■ STATED TASK:
Search the listing for "structured" and copy every line where it appears.

Source records

>> Begin

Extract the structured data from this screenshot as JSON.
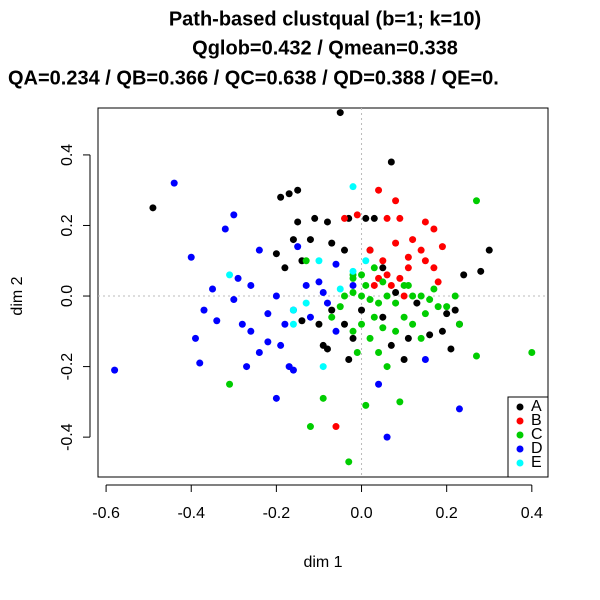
{
  "chart_data": {
    "type": "scatter",
    "title": "Path-based clustqual (b=1; k=10)",
    "subtitle": "Qglob=0.432 / Qmean=0.338",
    "subtitle2": "QA=0.234 / QB=0.366 / QC=0.638 / QD=0.388 / QE=0.",
    "x_label": "dim 1",
    "y_label": "dim 2",
    "xlim": [
      -0.619,
      0.438
    ],
    "ylim": [
      -0.513,
      0.533
    ],
    "xticks": [
      -0.6,
      -0.4,
      -0.2,
      {
        "value": 0,
        "label": "0.0"
      },
      0.2,
      0.4
    ],
    "yticks": [
      -0.4,
      -0.2,
      {
        "value": 0,
        "label": "0.0"
      },
      0.2,
      0.4
    ],
    "zero_lines": true,
    "legend": "bottom-right",
    "series": [
      {
        "name": "A",
        "color": "#000000",
        "x": [
          -0.49,
          -0.05,
          -0.15,
          -0.17,
          -0.19,
          -0.15,
          -0.11,
          -0.16,
          -0.12,
          -0.2,
          -0.18,
          -0.14,
          -0.08,
          -0.03,
          0.01,
          0.03,
          0.07,
          -0.07,
          -0.04,
          0.02,
          0.3,
          0.24,
          0.28,
          0.22,
          0.23,
          0.2,
          0.13,
          0.08,
          0.11,
          0.07,
          0.1,
          0.16,
          0.19,
          0.21,
          0.05,
          -0.03,
          -0.09,
          -0.1,
          -0.07,
          -0.04,
          -0.02,
          0.05,
          0.0,
          -0.14,
          -0.08
        ],
        "values": [
          0.25,
          0.52,
          0.3,
          0.29,
          0.28,
          0.21,
          0.22,
          0.16,
          0.16,
          0.12,
          0.08,
          0.1,
          0.21,
          0.22,
          0.22,
          0.22,
          0.38,
          0.15,
          0.13,
          0.13,
          0.13,
          0.06,
          0.07,
          -0.04,
          -0.08,
          -0.05,
          -0.02,
          0.01,
          -0.12,
          -0.14,
          -0.18,
          -0.11,
          -0.1,
          -0.15,
          0.08,
          -0.18,
          -0.14,
          -0.08,
          -0.04,
          -0.08,
          -0.12,
          -0.06,
          -0.04,
          -0.07,
          -0.15
        ]
      },
      {
        "name": "B",
        "color": "#ff0000",
        "x": [
          0.04,
          0.08,
          -0.04,
          -0.01,
          0.06,
          0.09,
          0.15,
          0.12,
          0.17,
          0.08,
          0.02,
          0.14,
          0.19,
          0.15,
          0.11,
          0.17,
          0.11,
          0.05,
          0.06,
          0.04,
          0.03,
          0.09,
          0.18,
          -0.06,
          0.1,
          0.07
        ],
        "values": [
          0.3,
          0.27,
          0.22,
          0.23,
          0.22,
          0.22,
          0.21,
          0.16,
          0.19,
          0.15,
          0.13,
          0.13,
          0.14,
          0.1,
          0.11,
          0.08,
          0.08,
          0.1,
          0.06,
          0.05,
          0.03,
          0.05,
          0.04,
          -0.37,
          0.0,
          0.03
        ]
      },
      {
        "name": "C",
        "color": "#00cd00",
        "x": [
          0.27,
          0.1,
          0.12,
          0.14,
          0.16,
          0.18,
          0.08,
          0.06,
          0.04,
          0.02,
          0.0,
          -0.02,
          -0.04,
          0.03,
          0.05,
          0.08,
          0.12,
          0.15,
          0.0,
          -0.02,
          0.02,
          0.04,
          -0.01,
          -0.05,
          -0.07,
          0.0,
          0.03,
          0.05,
          -0.02,
          0.01,
          0.27,
          0.4,
          0.09,
          -0.09,
          -0.12,
          -0.31,
          0.01,
          -0.03,
          0.23,
          0.2,
          0.14,
          0.06,
          0.11,
          0.17,
          -0.13,
          -0.02,
          0.22,
          0.1
        ],
        "values": [
          0.27,
          0.03,
          0.0,
          0.0,
          -0.01,
          -0.03,
          -0.02,
          0.0,
          -0.02,
          -0.01,
          0.0,
          0.01,
          0.0,
          -0.06,
          -0.09,
          -0.1,
          -0.08,
          -0.05,
          -0.08,
          -0.1,
          -0.12,
          -0.16,
          -0.16,
          -0.03,
          -0.06,
          0.06,
          0.08,
          0.04,
          0.06,
          0.03,
          -0.17,
          -0.16,
          -0.3,
          -0.29,
          -0.37,
          -0.25,
          -0.31,
          -0.47,
          -0.08,
          -0.03,
          -0.12,
          -0.2,
          0.03,
          0.02,
          0.1,
          0.05,
          0.0,
          -0.06
        ]
      },
      {
        "name": "D",
        "color": "#0000ff",
        "x": [
          -0.44,
          -0.58,
          -0.3,
          -0.32,
          -0.4,
          -0.35,
          -0.29,
          -0.26,
          -0.3,
          -0.37,
          -0.34,
          -0.28,
          -0.22,
          -0.2,
          -0.26,
          -0.22,
          -0.18,
          -0.16,
          -0.19,
          -0.24,
          -0.27,
          -0.17,
          -0.16,
          -0.39,
          -0.38,
          -0.2,
          -0.24,
          -0.15,
          -0.13,
          -0.1,
          -0.08,
          -0.12,
          -0.06,
          -0.06,
          0.23,
          0.06,
          0.15,
          -0.09,
          0.04,
          -0.02
        ],
        "values": [
          0.32,
          -0.21,
          0.23,
          0.19,
          0.11,
          0.02,
          0.05,
          0.03,
          -0.01,
          -0.04,
          -0.07,
          -0.08,
          -0.05,
          0.0,
          -0.1,
          -0.13,
          -0.08,
          -0.04,
          -0.14,
          -0.16,
          -0.2,
          -0.2,
          -0.21,
          -0.12,
          -0.19,
          -0.29,
          0.13,
          0.14,
          0.03,
          0.04,
          -0.02,
          -0.06,
          0.09,
          -0.1,
          -0.32,
          -0.4,
          -0.18,
          0.01,
          -0.25,
          0.03
        ]
      },
      {
        "name": "E",
        "color": "#00ffff",
        "x": [
          -0.02,
          -0.31,
          -0.02,
          -0.16,
          -0.16,
          -0.05,
          -0.09,
          0.01,
          -0.1,
          -0.13
        ],
        "values": [
          0.31,
          0.06,
          0.07,
          -0.04,
          -0.08,
          0.02,
          -0.2,
          0.1,
          0.1,
          -0.02
        ]
      }
    ]
  }
}
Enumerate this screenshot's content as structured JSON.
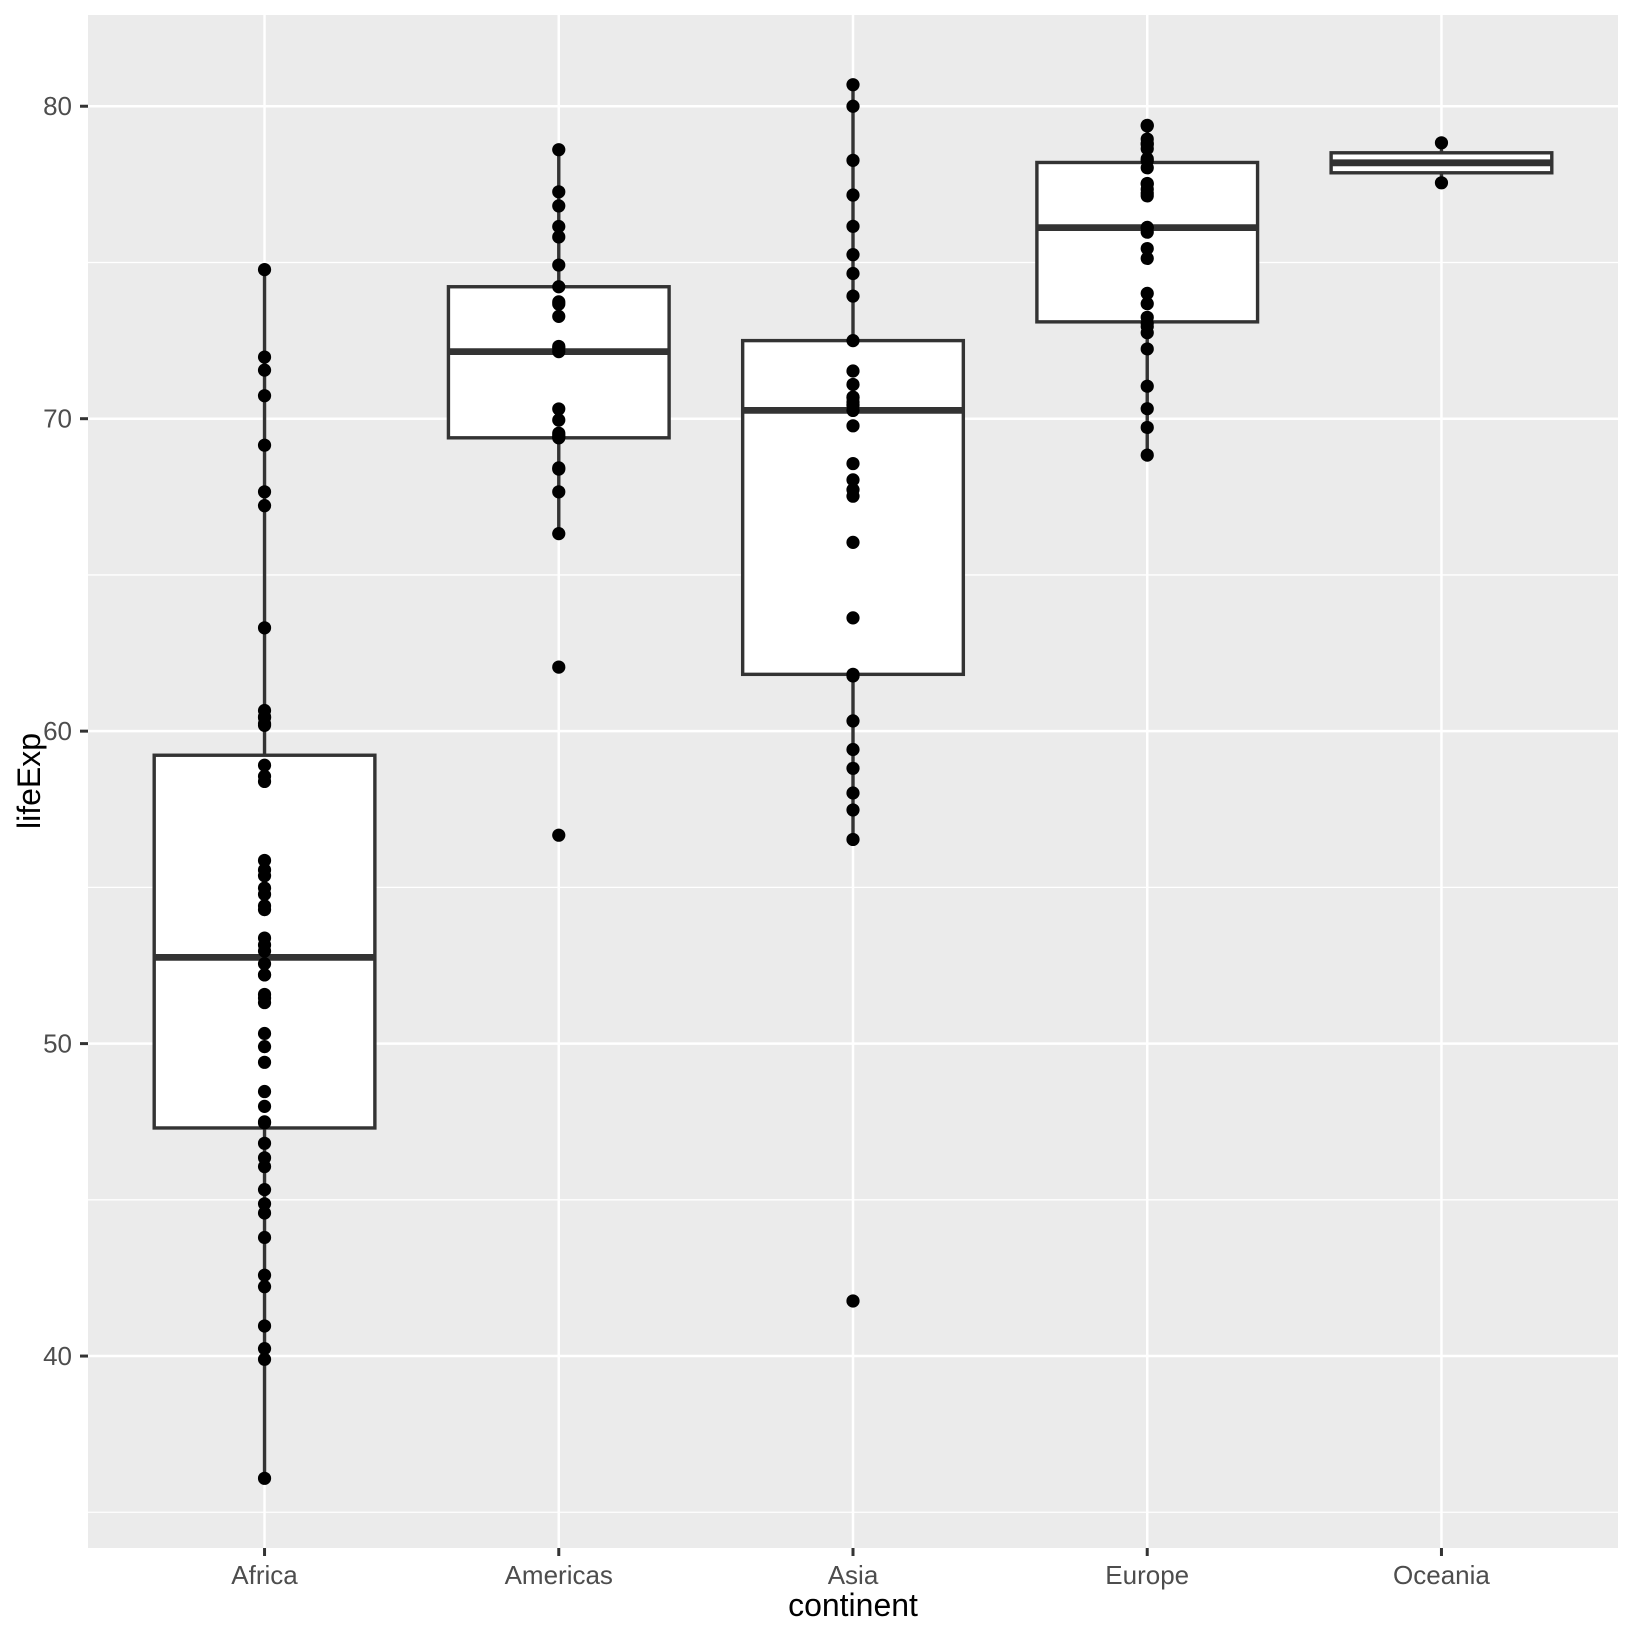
{
  "chart_data": {
    "type": "boxplot",
    "title": "",
    "xlabel": "continent",
    "ylabel": "lifeExp",
    "categories": [
      "Africa",
      "Americas",
      "Asia",
      "Europe",
      "Oceania"
    ],
    "y_ticks": [
      40,
      50,
      60,
      70,
      80
    ],
    "y_tick_labels": [
      "40",
      "50",
      "60",
      "70",
      "80"
    ],
    "y_minor_ticks": [
      35,
      45,
      55,
      65,
      75
    ],
    "ylim": [
      33.857,
      82.92
    ],
    "grid": "white major+minor horizontal lines, white major vertical line at each category, grey panel",
    "legend": "none",
    "series": [
      {
        "name": "Africa",
        "box": {
          "lower_whisker": 36.087,
          "q1": 47.3,
          "median": 52.759,
          "q3": 59.229,
          "upper_whisker": 74.772,
          "outliers": []
        },
        "points": [
          69.152,
          40.963,
          54.777,
          52.556,
          50.324,
          45.326,
          52.199,
          46.066,
          51.573,
          60.66,
          42.587,
          52.962,
          47.991,
          53.157,
          67.217,
          52.199,
          53.378,
          49.402,
          60.461,
          55.861,
          58.556,
          51.455,
          44.873,
          54.407,
          55.558,
          42.221,
          71.555,
          54.978,
          47.495,
          49.903,
          60.43,
          70.736,
          67.66,
          46.344,
          58.909,
          51.313,
          47.464,
          74.772,
          36.087,
          63.306,
          60.187,
          39.897,
          43.795,
          60.236,
          55.373,
          54.289,
          48.466,
          58.39,
          71.973,
          44.578,
          40.238,
          46.809
        ]
      },
      {
        "name": "Americas",
        "box": {
          "lower_whisker": 66.322,
          "q1": 69.388,
          "median": 72.146,
          "q3": 74.223,
          "upper_whisker": 78.61,
          "outliers": [
            62.05,
            56.671
          ]
        },
        "points": [
          73.275,
          62.05,
          69.388,
          78.61,
          75.816,
          70.313,
          77.26,
          76.151,
          69.957,
          72.312,
          69.535,
          66.322,
          56.671,
          67.659,
          72.262,
          73.67,
          68.426,
          73.738,
          69.4,
          68.386,
          74.917,
          69.465,
          76.81,
          74.223,
          72.146
        ]
      },
      {
        "name": "Asia",
        "box": {
          "lower_whisker": 56.534,
          "q1": 61.818,
          "median": 70.265,
          "q3": 72.499,
          "upper_whisker": 80.69,
          "outliers": [
            41.763
          ]
        },
        "points": [
          41.763,
          73.925,
          59.412,
          56.534,
          70.426,
          80.0,
          61.765,
          66.041,
          68.042,
          58.811,
          78.269,
          80.69,
          69.772,
          67.727,
          74.647,
          76.156,
          70.265,
          70.693,
          63.625,
          60.328,
          57.479,
          72.499,
          61.818,
          68.564,
          70.533,
          77.158,
          70.457,
          71.527,
          75.25,
          67.521,
          70.672,
          71.096,
          58.02
        ]
      },
      {
        "name": "Europe",
        "box": {
          "lower_whisker": 68.835,
          "q1": 73.099,
          "median": 76.116,
          "q3": 78.2,
          "upper_whisker": 79.39,
          "outliers": []
        },
        "points": [
          72.95,
          77.51,
          77.53,
          73.244,
          70.32,
          73.68,
          74.01,
          76.11,
          77.13,
          78.64,
          77.34,
          78.256,
          71.04,
          78.95,
          76.122,
          78.82,
          75.445,
          78.03,
          78.32,
          72.75,
          75.97,
          69.72,
          72.232,
          73.05,
          75.13,
          78.77,
          79.39,
          79.37,
          68.835,
          77.218
        ]
      },
      {
        "name": "Oceania",
        "box": {
          "lower_whisker": 77.55,
          "q1": 77.87,
          "median": 78.19,
          "q3": 78.51,
          "upper_whisker": 78.83,
          "outliers": []
        },
        "points": [
          78.83,
          77.55
        ]
      }
    ],
    "style": {
      "panel_bg": "#EBEBEB",
      "grid_color": "#FFFFFF",
      "box_stroke": "#333333",
      "box_fill": "#FFFFFF",
      "point_color": "#000000",
      "tick_text_color": "#4D4D4D",
      "axis_title_color": "#000000",
      "tick_mark_color": "#333333"
    }
  }
}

>> End

■ COMPLETED EXERCISE:
Extract the structured data from this screenshot as JSON.
Enumerate this screenshot's content as structured JSON.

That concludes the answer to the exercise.